━━━━━ AVAILABLE DATA ━━━━━

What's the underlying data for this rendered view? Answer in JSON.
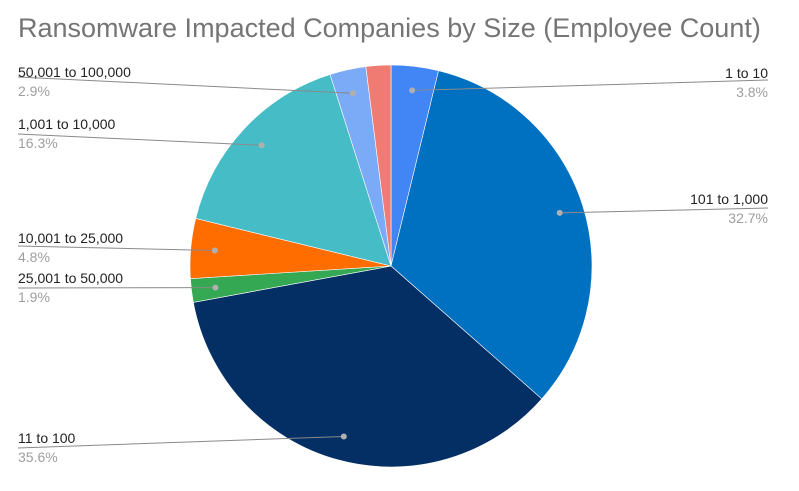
{
  "chart_data": {
    "type": "pie",
    "title": "Ransomware Impacted Companies by Size (Employee Count)",
    "slices": [
      {
        "label": "1 to 10",
        "value": 3.8,
        "display": "3.8%",
        "color": "#4285f4"
      },
      {
        "label": "101 to 1,000",
        "value": 32.7,
        "display": "32.7%",
        "color": "#0070c0"
      },
      {
        "label": "11 to 100",
        "value": 35.6,
        "display": "35.6%",
        "color": "#042f65"
      },
      {
        "label": "25,001 to 50,000",
        "value": 1.9,
        "display": "1.9%",
        "color": "#34a853"
      },
      {
        "label": "10,001 to 25,000",
        "value": 4.8,
        "display": "4.8%",
        "color": "#ff6d01"
      },
      {
        "label": "1,001 to 10,000",
        "value": 16.3,
        "display": "16.3%",
        "color": "#46bdc6"
      },
      {
        "label": "50,001 to 100,000",
        "value": 2.9,
        "display": "2.9%",
        "color": "#7baaf7"
      },
      {
        "label": "",
        "value": 2.0,
        "display": "",
        "color": "#f07b72"
      }
    ],
    "legend": "none"
  }
}
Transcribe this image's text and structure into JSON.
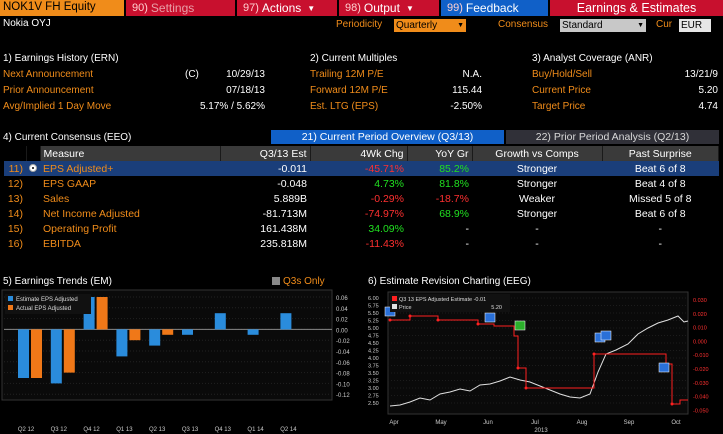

━━━━━

◆ YOUR INSTRUCTIONS: Quote the material exactly. Pictures stay out.

◆ ANSWER FOR THE TASK:
What's the underlying data for this rendered view? Answer in JSON.
{
  "chart_data": {
    "type": "pie",
    "title": "Ransomware Impacted Companies by Size (Employee Count)",
    "slices": [
      {
        "label": "1 to 10",
        "value": 3.8,
        "display": "3.8%",
        "color": "#4285f4"
      },
      {
        "label": "101 to 1,000",
        "value": 32.7,
        "display": "32.7%",
        "color": "#0070c0"
      },
      {
        "label": "11 to 100",
        "value": 35.6,
        "display": "35.6%",
        "color": "#042f65"
      },
      {
        "label": "25,001 to 50,000",
        "value": 1.9,
        "display": "1.9%",
        "color": "#34a853"
      },
      {
        "label": "10,001 to 25,000",
        "value": 4.8,
        "display": "4.8%",
        "color": "#ff6d01"
      },
      {
        "label": "1,001 to 10,000",
        "value": 16.3,
        "display": "16.3%",
        "color": "#46bdc6"
      },
      {
        "label": "50,001 to 100,000",
        "value": 2.9,
        "display": "2.9%",
        "color": "#7baaf7"
      },
      {
        "label": "",
        "value": 2.0,
        "display": "",
        "color": "#f07b72"
      }
    ],
    "legend": "none"
  }
}
Transcribe this image's text and structure into JSON.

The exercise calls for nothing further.